Maybe other contributing factors to my “blues” were leaving behind the “given” that each day would be a series of unknowns unfolding who knows how – the excitement and curiosity of what lay ahead and beyond and the butterflies in my stomach as to whether I could bring whatever it would take to meet the challenges presented to me, as well as the subsequent satisfaction of “bringing it” and continuing to move forward in and to a challenging goal…?
Maybe it was the fact that I didn’t have a set schedule to propel me into “automatic pilot” until I could engage and fire on all cylinders…? Maybe (most assuredly) it was because I went from walking miles and miles a day to very little physical activity.Sometimes figuring out the underlying reasons and the problem at hand, is the most logical way to solve a conundrum. And sometimes its just getting oneself back into a groove that is a proven recipe for success. I didn’t consciously set my sights on either, but my “Way Marker”, my “Yellow Arrow” pointed me (took me by the hand) in the most advantageous direction.
My Camino pilgrimage and sightseeing adventure in Spain combined most of the components of what thrills me – discovery, travel, challenge, newness, learning, courage, fitness, growth, nature, beauty, great people, ruggedness, adaptability, passion, purpose – as well as huge banks of time to devote to a purpose, and the opportunity/ability to have fun and enjoy the process and journey. I also treasured the luxury to just walk all day – which I love, and to meditate, commune, pray to and walk with God.

REQUIRED WORK:
a - List each possible cause the Camino passage gives for the writer's "blues."
b - According to the Camino passage, in what country did the pilgrimage and sightseeing adventure take place?
c - Copy, word for word, the stretch of the Camino passage from "Maybe it was" through "most advantageous direction.".

COLLECTED MATERIAL:
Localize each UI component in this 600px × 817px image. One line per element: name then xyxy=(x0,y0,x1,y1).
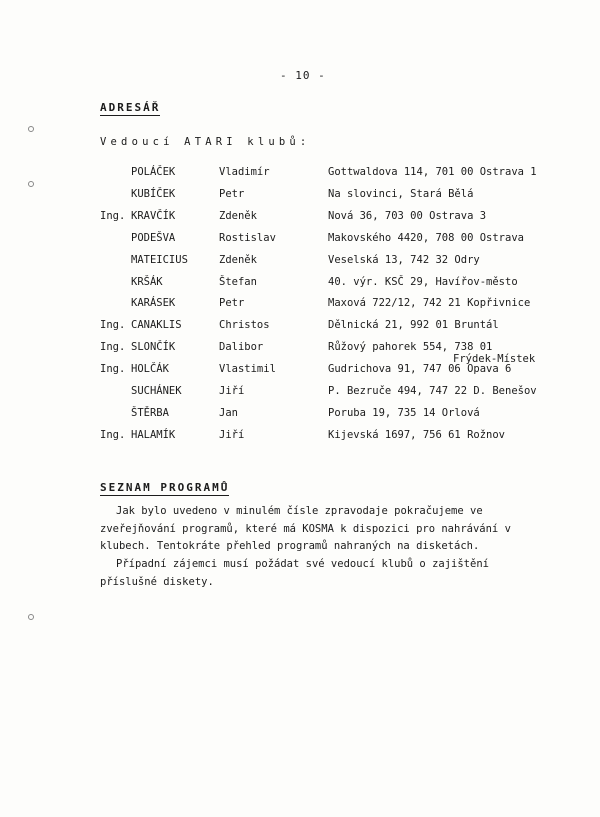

THE RESULTS:
a -
- Leaving behind the "given" that each day would be a series of unknowns, with the excitement, curiosity, butterflies and satisfaction of meeting challenges and moving toward a challenging goal
- Not having a set schedule to propel the writer into "automatic pilot"
- Going from walking miles and miles a day to very little physical activity

b - Spain

c -
Maybe it was the fact that I didn’t have a set schedule to propel me into “automatic pilot” until I could engage and fire on all cylinders…? Maybe (most assuredly) it was because I went from walking miles and miles a day to very little physical activity.Sometimes figuring out the underlying reasons and the problem at hand, is the most logical way to solve a conundrum. And sometimes its just getting oneself back into a groove that is a proven recipe for success. I didn’t consciously set my sights on either, but my “Way Marker”, my “Yellow Arrow” pointed me (took me by the hand) in the most advantageous direction.